INFORMATION PROVIDED
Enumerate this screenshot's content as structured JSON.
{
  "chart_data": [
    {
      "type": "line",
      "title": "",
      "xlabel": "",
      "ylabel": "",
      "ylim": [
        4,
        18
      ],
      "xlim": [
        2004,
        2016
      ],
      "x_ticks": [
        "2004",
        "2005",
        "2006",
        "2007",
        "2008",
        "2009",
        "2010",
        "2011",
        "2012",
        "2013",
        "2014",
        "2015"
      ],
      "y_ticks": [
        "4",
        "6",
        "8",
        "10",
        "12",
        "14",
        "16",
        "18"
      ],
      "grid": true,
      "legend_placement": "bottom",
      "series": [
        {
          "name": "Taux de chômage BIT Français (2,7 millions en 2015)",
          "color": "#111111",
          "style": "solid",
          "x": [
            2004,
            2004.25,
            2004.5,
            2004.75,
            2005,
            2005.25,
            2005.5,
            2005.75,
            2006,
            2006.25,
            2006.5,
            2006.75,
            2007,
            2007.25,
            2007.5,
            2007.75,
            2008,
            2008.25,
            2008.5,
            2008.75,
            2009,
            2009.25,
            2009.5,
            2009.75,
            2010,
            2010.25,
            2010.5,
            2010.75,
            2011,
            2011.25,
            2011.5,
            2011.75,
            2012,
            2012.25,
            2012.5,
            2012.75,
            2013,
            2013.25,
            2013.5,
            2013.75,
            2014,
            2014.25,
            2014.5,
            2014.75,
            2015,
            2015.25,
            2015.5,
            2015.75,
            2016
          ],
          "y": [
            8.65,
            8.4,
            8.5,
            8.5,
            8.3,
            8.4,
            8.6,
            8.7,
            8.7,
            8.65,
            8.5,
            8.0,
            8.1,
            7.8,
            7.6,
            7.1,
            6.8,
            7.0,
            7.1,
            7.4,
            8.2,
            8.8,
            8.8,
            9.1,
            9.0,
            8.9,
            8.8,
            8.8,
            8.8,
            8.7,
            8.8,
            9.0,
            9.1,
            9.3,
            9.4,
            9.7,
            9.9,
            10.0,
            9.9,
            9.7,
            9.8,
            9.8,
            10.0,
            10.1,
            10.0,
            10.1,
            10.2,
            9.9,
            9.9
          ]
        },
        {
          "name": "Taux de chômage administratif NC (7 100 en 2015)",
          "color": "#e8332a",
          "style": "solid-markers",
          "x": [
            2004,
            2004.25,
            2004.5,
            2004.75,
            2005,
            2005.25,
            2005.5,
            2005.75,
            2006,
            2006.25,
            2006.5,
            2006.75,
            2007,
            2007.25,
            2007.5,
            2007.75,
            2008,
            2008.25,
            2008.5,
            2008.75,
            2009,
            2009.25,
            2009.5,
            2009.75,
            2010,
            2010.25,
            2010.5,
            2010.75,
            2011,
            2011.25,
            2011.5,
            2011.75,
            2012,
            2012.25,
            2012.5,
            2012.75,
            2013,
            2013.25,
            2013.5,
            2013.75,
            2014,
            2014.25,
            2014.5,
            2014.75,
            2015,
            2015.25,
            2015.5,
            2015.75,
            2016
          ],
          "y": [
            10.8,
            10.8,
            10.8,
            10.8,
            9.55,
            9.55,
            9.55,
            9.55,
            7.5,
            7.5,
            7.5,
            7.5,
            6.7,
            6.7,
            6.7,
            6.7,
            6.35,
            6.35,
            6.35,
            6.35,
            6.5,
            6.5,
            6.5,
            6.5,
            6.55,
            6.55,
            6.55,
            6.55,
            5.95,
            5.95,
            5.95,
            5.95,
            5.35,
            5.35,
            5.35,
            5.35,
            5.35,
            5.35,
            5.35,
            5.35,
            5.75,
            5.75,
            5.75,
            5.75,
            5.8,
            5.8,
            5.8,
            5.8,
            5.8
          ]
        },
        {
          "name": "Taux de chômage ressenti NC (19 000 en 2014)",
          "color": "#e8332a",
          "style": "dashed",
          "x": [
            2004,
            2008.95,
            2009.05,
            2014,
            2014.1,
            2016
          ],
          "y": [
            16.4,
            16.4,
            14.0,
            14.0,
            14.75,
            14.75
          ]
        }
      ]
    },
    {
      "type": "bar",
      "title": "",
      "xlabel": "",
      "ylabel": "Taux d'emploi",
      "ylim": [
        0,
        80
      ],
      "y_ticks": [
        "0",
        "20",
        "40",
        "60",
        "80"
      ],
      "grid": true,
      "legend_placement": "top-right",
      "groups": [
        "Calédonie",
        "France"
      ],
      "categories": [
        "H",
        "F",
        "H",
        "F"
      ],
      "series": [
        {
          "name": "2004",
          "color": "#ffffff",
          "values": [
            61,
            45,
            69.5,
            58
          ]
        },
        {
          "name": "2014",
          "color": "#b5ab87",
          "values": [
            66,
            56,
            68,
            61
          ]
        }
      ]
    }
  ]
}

AIM OF THE EXERCISE
Pick out lines containing the word "color", each one as written.

COMPLETE RESPONSE
          "color": "#111111",
          "color": "#e8332a",
          "color": "#e8332a",
          "color": "#ffffff",
          "color": "#b5ab87",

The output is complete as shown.